*Instructions for the task*:
List all lines of the data containing the word "more".

*Available data*:

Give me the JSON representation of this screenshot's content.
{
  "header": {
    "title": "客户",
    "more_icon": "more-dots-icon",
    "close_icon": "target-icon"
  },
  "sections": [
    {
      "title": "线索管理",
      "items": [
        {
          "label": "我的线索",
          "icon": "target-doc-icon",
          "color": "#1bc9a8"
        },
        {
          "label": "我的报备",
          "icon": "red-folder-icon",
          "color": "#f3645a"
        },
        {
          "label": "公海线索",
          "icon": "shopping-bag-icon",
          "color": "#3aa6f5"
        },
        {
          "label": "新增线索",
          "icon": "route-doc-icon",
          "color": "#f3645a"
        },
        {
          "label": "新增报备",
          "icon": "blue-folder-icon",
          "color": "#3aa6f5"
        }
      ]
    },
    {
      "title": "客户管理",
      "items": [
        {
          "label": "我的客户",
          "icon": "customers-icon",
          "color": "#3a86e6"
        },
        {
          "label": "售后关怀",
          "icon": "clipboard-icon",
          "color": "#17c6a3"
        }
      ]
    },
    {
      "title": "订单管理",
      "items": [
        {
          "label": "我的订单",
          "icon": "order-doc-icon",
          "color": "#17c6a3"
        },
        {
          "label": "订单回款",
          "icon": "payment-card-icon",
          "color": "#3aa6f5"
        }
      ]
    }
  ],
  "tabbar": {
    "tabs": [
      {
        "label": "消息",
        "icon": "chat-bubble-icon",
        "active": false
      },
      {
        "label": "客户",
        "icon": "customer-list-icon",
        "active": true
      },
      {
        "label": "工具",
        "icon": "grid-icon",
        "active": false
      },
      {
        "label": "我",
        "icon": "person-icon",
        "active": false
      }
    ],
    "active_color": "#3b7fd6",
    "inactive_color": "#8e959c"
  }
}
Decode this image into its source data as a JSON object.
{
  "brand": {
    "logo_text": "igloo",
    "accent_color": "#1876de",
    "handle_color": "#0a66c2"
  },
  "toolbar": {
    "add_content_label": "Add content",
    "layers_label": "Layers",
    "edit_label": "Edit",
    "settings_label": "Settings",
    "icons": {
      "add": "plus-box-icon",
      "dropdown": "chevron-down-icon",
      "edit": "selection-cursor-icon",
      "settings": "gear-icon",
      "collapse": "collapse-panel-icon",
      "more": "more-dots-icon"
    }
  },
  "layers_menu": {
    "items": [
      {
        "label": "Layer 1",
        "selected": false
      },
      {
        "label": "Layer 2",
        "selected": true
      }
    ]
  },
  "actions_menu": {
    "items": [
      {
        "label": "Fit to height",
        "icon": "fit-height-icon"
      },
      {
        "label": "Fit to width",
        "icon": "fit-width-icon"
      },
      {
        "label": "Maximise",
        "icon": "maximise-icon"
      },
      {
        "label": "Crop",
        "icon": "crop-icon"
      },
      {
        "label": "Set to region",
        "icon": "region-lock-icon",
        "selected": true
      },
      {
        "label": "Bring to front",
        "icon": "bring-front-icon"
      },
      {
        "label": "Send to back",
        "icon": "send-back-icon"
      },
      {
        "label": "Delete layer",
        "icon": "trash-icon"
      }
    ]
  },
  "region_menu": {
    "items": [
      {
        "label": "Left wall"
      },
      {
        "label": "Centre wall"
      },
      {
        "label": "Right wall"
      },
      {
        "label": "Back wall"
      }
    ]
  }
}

*Solution to this task*:
    "more_icon": "more-dots-icon",
      "more": "more-dots-icon"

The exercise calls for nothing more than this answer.